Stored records
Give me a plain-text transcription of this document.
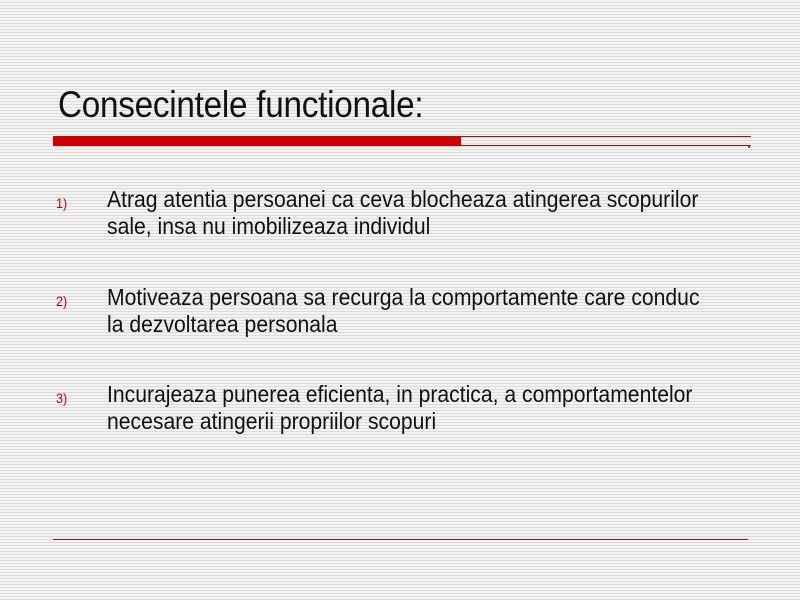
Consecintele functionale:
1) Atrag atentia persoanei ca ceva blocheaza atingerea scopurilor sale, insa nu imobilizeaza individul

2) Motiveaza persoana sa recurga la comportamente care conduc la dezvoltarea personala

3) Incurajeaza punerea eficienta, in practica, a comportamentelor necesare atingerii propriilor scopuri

What you have to do: Send back the data above word for word, with the pictures left out.

Exercise response:
Give me a plain-text transcription of this document.
Consecintele functionale:
1) Atrag atentia persoanei ca ceva blocheaza atingerea scopurilor sale, insa nu imobilizeaza individul

2) Motiveaza persoana sa recurga la comportamente care conduc la dezvoltarea personala

3) Incurajeaza punerea eficienta, in practica, a comportamentelor necesare atingerii propriilor scopuri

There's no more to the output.